▶ **Records**:
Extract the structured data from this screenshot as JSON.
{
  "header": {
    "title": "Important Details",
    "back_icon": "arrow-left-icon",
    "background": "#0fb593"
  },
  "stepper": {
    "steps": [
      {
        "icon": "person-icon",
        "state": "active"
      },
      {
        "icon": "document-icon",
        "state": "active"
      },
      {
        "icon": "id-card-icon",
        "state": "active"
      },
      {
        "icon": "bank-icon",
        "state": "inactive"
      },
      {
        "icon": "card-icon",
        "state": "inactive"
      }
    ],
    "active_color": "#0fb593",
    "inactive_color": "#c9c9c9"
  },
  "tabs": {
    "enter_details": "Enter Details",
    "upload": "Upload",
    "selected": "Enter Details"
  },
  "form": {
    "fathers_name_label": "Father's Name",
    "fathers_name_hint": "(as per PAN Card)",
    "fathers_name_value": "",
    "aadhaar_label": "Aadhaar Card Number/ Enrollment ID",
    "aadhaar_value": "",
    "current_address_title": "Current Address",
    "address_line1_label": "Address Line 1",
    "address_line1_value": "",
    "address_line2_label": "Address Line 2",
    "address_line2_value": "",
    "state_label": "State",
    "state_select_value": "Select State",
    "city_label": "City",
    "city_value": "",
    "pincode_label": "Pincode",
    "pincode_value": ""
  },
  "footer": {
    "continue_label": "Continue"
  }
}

▶ **Requirement**: Write down every line of the data above that includes the string "Enter".

▶ **Result of this task**:
    "enter_details": "Enter Details",
    "selected": "Enter Details"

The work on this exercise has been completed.